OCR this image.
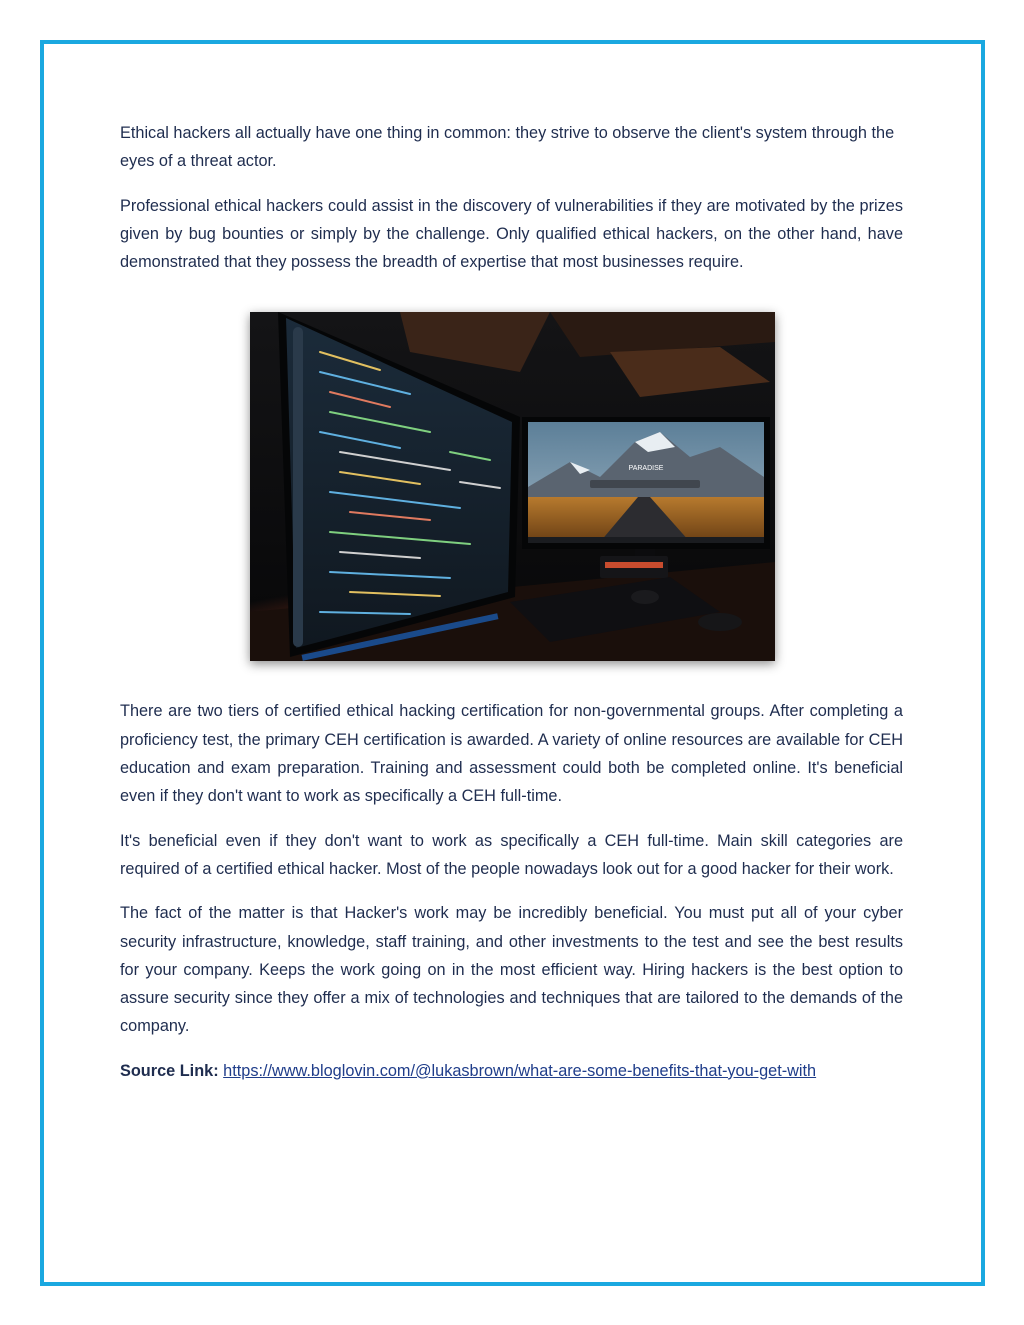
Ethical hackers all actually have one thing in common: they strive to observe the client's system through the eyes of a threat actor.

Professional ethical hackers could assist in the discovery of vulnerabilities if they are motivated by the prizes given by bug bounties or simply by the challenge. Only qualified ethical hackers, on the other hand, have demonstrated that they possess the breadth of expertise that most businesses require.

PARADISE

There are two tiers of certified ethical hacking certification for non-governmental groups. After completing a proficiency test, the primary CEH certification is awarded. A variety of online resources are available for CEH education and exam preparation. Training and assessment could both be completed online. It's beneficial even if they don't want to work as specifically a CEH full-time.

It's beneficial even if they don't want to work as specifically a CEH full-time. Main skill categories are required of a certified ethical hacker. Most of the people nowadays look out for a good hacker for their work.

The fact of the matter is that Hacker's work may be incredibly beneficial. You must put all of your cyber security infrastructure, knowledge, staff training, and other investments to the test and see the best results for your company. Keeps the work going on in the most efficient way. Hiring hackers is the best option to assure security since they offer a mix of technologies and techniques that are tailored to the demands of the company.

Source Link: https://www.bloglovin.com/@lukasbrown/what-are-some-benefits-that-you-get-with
━━━━━━
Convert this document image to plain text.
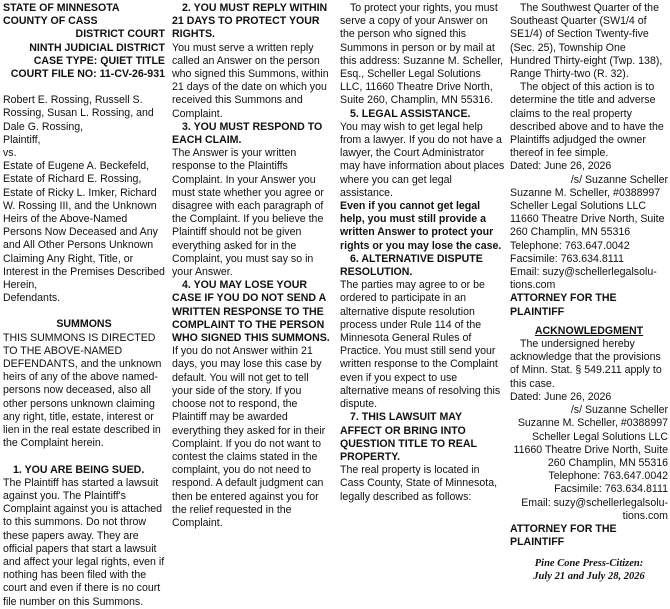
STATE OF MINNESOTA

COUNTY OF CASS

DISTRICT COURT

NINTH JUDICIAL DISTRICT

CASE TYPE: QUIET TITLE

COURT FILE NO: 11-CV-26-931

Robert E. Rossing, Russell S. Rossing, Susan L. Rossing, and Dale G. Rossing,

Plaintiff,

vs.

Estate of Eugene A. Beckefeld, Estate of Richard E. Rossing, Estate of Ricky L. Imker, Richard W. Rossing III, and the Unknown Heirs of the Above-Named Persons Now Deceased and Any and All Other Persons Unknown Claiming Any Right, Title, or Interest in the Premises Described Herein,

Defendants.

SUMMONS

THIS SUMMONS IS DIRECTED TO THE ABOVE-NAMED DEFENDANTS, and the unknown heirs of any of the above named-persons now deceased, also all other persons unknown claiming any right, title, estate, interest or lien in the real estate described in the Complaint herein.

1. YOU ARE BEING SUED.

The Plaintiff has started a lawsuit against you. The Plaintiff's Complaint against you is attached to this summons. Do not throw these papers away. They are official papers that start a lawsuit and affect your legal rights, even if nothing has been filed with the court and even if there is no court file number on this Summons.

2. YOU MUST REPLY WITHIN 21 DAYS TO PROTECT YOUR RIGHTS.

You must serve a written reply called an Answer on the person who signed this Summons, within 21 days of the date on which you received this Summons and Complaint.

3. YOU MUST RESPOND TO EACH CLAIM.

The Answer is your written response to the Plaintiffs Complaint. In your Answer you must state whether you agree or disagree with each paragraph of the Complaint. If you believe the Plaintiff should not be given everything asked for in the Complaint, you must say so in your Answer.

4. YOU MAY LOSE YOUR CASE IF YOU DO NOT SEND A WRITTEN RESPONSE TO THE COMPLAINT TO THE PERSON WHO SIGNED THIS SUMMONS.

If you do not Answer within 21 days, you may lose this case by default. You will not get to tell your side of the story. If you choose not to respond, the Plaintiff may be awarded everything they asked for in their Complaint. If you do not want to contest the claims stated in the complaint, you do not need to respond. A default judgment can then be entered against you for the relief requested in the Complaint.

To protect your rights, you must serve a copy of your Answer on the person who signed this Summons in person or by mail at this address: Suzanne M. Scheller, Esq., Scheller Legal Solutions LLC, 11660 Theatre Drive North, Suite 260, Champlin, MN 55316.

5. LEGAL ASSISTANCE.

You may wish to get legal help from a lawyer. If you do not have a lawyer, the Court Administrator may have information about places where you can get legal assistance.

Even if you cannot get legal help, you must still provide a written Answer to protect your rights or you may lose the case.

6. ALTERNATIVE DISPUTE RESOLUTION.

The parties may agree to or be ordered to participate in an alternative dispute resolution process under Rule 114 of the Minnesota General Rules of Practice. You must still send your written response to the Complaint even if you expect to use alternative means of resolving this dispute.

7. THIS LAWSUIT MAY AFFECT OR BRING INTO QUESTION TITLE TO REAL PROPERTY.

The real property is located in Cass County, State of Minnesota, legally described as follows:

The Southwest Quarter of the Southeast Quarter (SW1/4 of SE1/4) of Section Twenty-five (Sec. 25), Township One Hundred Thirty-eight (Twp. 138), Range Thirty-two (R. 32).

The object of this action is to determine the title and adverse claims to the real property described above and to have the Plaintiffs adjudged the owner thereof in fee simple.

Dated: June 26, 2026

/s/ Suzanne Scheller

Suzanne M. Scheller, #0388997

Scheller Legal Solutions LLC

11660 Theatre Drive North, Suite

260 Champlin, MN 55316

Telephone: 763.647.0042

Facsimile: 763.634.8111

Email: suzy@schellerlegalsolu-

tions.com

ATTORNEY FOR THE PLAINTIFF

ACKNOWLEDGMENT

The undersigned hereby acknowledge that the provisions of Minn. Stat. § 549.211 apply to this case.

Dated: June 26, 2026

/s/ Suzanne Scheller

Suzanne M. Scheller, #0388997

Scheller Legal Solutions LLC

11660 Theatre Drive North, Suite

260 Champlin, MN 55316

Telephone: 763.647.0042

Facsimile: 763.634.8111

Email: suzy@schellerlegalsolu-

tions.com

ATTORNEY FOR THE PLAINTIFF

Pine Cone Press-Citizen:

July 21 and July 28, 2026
━━━━━━
Only the number is needed here: how many lines of the records contain "help"?

◆ SOLVED EXERCISE:
2